- Problem to solve: Repeat the lines of the records word for word, starting at the beginning of the records and ending with the line that contains "bookmark-hr[interactable]: HR xyxy=(141,79,173,90)", with both of those lines included.
start Provided information
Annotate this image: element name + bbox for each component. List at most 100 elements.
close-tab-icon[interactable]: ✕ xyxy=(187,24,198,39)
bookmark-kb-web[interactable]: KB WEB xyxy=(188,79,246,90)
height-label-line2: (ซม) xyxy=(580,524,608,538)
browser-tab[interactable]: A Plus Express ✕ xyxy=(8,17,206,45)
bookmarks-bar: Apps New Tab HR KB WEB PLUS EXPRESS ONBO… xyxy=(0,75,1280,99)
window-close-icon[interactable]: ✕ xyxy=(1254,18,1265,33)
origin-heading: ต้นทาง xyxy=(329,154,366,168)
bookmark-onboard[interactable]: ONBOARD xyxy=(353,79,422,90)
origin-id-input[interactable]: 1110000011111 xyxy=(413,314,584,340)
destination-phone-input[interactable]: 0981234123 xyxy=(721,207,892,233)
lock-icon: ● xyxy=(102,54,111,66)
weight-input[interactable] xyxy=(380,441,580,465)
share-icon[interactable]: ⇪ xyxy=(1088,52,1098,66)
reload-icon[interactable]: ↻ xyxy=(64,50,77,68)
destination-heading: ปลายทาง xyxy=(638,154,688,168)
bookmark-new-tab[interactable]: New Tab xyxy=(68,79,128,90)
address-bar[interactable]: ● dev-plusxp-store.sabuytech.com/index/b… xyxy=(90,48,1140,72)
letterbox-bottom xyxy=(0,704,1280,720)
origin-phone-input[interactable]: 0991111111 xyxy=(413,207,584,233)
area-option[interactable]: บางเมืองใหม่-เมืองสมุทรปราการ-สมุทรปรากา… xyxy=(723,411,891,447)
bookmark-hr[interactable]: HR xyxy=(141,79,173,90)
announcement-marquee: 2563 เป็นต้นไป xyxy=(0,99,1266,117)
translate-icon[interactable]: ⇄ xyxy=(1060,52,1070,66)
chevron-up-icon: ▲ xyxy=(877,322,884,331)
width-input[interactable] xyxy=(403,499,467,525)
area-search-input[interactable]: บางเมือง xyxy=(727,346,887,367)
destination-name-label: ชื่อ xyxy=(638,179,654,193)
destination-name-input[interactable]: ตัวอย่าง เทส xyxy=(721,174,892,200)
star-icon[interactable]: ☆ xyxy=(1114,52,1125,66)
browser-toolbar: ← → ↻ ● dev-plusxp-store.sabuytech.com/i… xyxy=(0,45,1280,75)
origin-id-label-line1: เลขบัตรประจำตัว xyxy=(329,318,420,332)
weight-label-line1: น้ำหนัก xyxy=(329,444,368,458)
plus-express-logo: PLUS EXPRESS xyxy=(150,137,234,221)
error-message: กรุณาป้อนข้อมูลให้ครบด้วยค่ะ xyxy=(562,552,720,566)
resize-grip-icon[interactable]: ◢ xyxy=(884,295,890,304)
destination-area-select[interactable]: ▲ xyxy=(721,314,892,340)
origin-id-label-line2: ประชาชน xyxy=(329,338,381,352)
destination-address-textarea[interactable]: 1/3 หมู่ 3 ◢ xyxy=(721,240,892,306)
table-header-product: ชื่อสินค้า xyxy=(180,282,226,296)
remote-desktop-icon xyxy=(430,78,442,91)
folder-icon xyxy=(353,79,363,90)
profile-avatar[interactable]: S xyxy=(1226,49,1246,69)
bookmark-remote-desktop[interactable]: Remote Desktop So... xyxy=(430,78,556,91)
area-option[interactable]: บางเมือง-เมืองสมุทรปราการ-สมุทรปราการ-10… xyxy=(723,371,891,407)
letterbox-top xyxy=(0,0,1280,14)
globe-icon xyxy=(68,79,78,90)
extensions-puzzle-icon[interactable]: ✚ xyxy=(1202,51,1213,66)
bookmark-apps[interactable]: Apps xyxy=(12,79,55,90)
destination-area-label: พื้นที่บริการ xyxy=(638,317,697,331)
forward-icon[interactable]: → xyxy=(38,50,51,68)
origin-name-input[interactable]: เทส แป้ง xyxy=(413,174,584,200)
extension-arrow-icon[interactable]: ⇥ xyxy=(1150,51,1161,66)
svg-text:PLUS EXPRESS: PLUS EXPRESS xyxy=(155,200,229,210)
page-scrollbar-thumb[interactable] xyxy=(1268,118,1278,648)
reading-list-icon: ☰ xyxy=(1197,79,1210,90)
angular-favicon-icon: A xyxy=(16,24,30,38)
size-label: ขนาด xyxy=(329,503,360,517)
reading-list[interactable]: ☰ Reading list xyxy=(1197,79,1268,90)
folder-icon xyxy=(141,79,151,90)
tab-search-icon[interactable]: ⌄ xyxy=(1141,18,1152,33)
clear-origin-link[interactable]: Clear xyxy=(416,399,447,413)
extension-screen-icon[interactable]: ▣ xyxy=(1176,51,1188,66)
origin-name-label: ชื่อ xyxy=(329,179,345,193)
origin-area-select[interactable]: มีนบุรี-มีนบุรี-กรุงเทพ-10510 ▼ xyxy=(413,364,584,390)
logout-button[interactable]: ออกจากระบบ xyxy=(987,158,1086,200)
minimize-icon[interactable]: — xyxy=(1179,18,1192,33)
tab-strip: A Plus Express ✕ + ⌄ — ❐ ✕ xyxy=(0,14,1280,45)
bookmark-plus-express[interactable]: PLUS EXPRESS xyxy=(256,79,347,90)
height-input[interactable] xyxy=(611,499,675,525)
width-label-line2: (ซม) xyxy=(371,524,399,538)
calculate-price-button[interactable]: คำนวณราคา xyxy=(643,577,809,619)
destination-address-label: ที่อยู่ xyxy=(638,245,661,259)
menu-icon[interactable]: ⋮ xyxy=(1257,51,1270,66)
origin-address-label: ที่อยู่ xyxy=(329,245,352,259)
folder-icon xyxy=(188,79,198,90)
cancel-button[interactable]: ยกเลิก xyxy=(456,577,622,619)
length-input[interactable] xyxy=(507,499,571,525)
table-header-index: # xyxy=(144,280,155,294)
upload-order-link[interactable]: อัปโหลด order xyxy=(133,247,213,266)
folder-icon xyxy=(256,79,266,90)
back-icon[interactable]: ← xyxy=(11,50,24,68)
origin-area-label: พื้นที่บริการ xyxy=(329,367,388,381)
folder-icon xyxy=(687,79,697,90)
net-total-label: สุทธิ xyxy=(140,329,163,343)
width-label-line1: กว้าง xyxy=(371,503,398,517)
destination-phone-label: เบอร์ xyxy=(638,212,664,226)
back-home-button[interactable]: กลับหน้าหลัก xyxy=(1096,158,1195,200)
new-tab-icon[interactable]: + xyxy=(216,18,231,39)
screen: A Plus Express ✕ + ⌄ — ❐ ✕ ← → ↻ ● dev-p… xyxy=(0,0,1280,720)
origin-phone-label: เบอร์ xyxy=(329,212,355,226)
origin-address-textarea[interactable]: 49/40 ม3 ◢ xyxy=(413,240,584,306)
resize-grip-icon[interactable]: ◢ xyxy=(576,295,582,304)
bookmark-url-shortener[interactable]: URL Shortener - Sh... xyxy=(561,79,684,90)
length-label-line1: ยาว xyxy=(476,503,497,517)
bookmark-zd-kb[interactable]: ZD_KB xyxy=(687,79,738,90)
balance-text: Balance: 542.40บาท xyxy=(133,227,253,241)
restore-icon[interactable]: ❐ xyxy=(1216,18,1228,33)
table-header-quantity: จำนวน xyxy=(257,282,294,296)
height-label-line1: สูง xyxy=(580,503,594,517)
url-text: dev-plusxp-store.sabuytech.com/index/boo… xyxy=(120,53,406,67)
end Provided information
- Correct answer:
Annotate this image: element name + bbox for each component. List at most 100 elements.
close-tab-icon[interactable]: ✕ xyxy=(187,24,198,39)
bookmark-kb-web[interactable]: KB WEB xyxy=(188,79,246,90)
height-label-line2: (ซม) xyxy=(580,524,608,538)
browser-tab[interactable]: A Plus Express ✕ xyxy=(8,17,206,45)
bookmarks-bar: Apps New Tab HR KB WEB PLUS EXPRESS ONBO… xyxy=(0,75,1280,99)
window-close-icon[interactable]: ✕ xyxy=(1254,18,1265,33)
origin-heading: ต้นทาง xyxy=(329,154,366,168)
bookmark-onboard[interactable]: ONBOARD xyxy=(353,79,422,90)
origin-id-input[interactable]: 1110000011111 xyxy=(413,314,584,340)
destination-phone-input[interactable]: 0981234123 xyxy=(721,207,892,233)
lock-icon: ● xyxy=(102,54,111,66)
weight-input[interactable] xyxy=(380,441,580,465)
share-icon[interactable]: ⇪ xyxy=(1088,52,1098,66)
reload-icon[interactable]: ↻ xyxy=(64,50,77,68)
destination-heading: ปลายทาง xyxy=(638,154,688,168)
bookmark-new-tab[interactable]: New Tab xyxy=(68,79,128,90)
address-bar[interactable]: ● dev-plusxp-store.sabuytech.com/index/b… xyxy=(90,48,1140,72)
letterbox-bottom xyxy=(0,704,1280,720)
origin-phone-input[interactable]: 0991111111 xyxy=(413,207,584,233)
area-option[interactable]: บางเมืองใหม่-เมืองสมุทรปราการ-สมุทรปรากา… xyxy=(723,411,891,447)
bookmark-hr[interactable]: HR xyxy=(141,79,173,90)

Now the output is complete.